Task to complete =>
Return every entry exactly.

Available records =>
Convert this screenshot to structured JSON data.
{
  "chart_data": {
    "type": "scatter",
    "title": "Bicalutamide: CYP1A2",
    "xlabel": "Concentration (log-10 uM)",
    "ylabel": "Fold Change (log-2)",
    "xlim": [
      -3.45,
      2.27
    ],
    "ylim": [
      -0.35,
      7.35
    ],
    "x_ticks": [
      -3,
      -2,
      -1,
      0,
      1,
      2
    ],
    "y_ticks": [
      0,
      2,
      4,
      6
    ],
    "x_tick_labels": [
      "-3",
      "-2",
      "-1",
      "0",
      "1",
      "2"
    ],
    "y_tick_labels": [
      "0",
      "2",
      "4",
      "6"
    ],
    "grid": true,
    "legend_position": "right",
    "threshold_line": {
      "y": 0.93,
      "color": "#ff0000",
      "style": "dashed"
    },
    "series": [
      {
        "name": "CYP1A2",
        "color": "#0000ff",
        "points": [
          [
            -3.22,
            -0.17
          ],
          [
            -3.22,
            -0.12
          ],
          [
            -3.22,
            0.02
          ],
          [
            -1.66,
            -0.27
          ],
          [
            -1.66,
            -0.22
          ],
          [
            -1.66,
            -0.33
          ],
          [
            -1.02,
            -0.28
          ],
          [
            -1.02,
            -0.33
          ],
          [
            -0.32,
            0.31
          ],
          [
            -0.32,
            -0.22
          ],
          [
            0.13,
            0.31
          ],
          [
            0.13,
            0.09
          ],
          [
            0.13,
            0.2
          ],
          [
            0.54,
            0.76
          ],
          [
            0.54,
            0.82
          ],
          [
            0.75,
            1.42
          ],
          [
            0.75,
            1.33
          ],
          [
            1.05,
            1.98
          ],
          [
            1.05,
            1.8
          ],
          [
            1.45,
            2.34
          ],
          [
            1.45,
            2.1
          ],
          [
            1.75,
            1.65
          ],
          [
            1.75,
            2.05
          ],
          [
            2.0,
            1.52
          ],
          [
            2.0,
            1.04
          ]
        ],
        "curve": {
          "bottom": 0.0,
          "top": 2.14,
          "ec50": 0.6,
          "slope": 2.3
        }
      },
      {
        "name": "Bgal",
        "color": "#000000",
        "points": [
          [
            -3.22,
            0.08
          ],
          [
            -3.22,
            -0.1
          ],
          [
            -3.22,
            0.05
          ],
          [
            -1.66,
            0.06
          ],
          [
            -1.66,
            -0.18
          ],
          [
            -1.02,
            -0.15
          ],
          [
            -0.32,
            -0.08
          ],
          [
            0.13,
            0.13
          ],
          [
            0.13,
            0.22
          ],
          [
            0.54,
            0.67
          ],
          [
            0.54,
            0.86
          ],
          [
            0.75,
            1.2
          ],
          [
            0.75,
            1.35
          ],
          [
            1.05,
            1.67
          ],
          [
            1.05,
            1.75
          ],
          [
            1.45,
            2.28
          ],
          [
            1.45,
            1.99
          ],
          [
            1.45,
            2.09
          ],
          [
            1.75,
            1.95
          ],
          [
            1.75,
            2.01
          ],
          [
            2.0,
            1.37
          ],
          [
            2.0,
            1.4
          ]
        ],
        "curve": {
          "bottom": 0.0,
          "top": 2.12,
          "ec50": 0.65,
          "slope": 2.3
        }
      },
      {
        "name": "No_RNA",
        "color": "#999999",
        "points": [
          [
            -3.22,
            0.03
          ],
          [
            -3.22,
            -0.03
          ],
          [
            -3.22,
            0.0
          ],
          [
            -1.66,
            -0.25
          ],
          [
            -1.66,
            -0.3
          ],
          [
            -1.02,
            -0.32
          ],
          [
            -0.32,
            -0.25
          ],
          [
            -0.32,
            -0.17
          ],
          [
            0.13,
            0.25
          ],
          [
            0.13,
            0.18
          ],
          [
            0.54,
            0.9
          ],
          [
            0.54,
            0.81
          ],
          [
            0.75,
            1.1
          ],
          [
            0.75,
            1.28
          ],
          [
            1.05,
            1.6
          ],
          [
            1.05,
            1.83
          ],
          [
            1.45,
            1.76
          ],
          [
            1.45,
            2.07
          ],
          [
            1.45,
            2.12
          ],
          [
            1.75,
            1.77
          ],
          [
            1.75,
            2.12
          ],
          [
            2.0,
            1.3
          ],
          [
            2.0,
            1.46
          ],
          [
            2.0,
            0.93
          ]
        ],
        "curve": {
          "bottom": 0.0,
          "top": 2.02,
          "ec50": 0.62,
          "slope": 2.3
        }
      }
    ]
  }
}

Finished task =>
Convert this screenshot to structured JSON data.
{
  "chart_data": {
    "type": "scatter",
    "title": "Bicalutamide: CYP1A2",
    "xlabel": "Concentration (log-10 uM)",
    "ylabel": "Fold Change (log-2)",
    "xlim": [
      -3.45,
      2.27
    ],
    "ylim": [
      -0.35,
      7.35
    ],
    "x_ticks": [
      -3,
      -2,
      -1,
      0,
      1,
      2
    ],
    "y_ticks": [
      0,
      2,
      4,
      6
    ],
    "x_tick_labels": [
      "-3",
      "-2",
      "-1",
      "0",
      "1",
      "2"
    ],
    "y_tick_labels": [
      "0",
      "2",
      "4",
      "6"
    ],
    "grid": true,
    "legend_position": "right",
    "threshold_line": {
      "y": 0.93,
      "color": "#ff0000",
      "style": "dashed"
    },
    "series": [
      {
        "name": "CYP1A2",
        "color": "#0000ff",
        "points": [
          [
            -3.22,
            -0.17
          ],
          [
            -3.22,
            -0.12
          ],
          [
            -3.22,
            0.02
          ],
          [
            -1.66,
            -0.27
          ],
          [
            -1.66,
            -0.22
          ],
          [
            -1.66,
            -0.33
          ],
          [
            -1.02,
            -0.28
          ],
          [
            -1.02,
            -0.33
          ],
          [
            -0.32,
            0.31
          ],
          [
            -0.32,
            -0.22
          ],
          [
            0.13,
            0.31
          ],
          [
            0.13,
            0.09
          ],
          [
            0.13,
            0.2
          ],
          [
            0.54,
            0.76
          ],
          [
            0.54,
            0.82
          ],
          [
            0.75,
            1.42
          ],
          [
            0.75,
            1.33
          ],
          [
            1.05,
            1.98
          ],
          [
            1.05,
            1.8
          ],
          [
            1.45,
            2.34
          ],
          [
            1.45,
            2.1
          ],
          [
            1.75,
            1.65
          ],
          [
            1.75,
            2.05
          ],
          [
            2.0,
            1.52
          ],
          [
            2.0,
            1.04
          ]
        ],
        "curve": {
          "bottom": 0.0,
          "top": 2.14,
          "ec50": 0.6,
          "slope": 2.3
        }
      },
      {
        "name": "Bgal",
        "color": "#000000",
        "points": [
          [
            -3.22,
            0.08
          ],
          [
            -3.22,
            -0.1
          ],
          [
            -3.22,
            0.05
          ],
          [
            -1.66,
            0.06
          ],
          [
            -1.66,
            -0.18
          ],
          [
            -1.02,
            -0.15
          ],
          [
            -0.32,
            -0.08
          ],
          [
            0.13,
            0.13
          ],
          [
            0.13,
            0.22
          ],
          [
            0.54,
            0.67
          ],
          [
            0.54,
            0.86
          ],
          [
            0.75,
            1.2
          ],
          [
            0.75,
            1.35
          ],
          [
            1.05,
            1.67
          ],
          [
            1.05,
            1.75
          ],
          [
            1.45,
            2.28
          ],
          [
            1.45,
            1.99
          ],
          [
            1.45,
            2.09
          ],
          [
            1.75,
            1.95
          ],
          [
            1.75,
            2.01
          ],
          [
            2.0,
            1.37
          ],
          [
            2.0,
            1.4
          ]
        ],
        "curve": {
          "bottom": 0.0,
          "top": 2.12,
          "ec50": 0.65,
          "slope": 2.3
        }
      },
      {
        "name": "No_RNA",
        "color": "#999999",
        "points": [
          [
            -3.22,
            0.03
          ],
          [
            -3.22,
            -0.03
          ],
          [
            -3.22,
            0.0
          ],
          [
            -1.66,
            -0.25
          ],
          [
            -1.66,
            -0.3
          ],
          [
            -1.02,
            -0.32
          ],
          [
            -0.32,
            -0.25
          ],
          [
            -0.32,
            -0.17
          ],
          [
            0.13,
            0.25
          ],
          [
            0.13,
            0.18
          ],
          [
            0.54,
            0.9
          ],
          [
            0.54,
            0.81
          ],
          [
            0.75,
            1.1
          ],
          [
            0.75,
            1.28
          ],
          [
            1.05,
            1.6
          ],
          [
            1.05,
            1.83
          ],
          [
            1.45,
            1.76
          ],
          [
            1.45,
            2.07
          ],
          [
            1.45,
            2.12
          ],
          [
            1.75,
            1.77
          ],
          [
            1.75,
            2.12
          ],
          [
            2.0,
            1.3
          ],
          [
            2.0,
            1.46
          ],
          [
            2.0,
            0.93
          ]
        ],
        "curve": {
          "bottom": 0.0,
          "top": 2.02,
          "ec50": 0.62,
          "slope": 2.3
        }
      }
    ]
  }
}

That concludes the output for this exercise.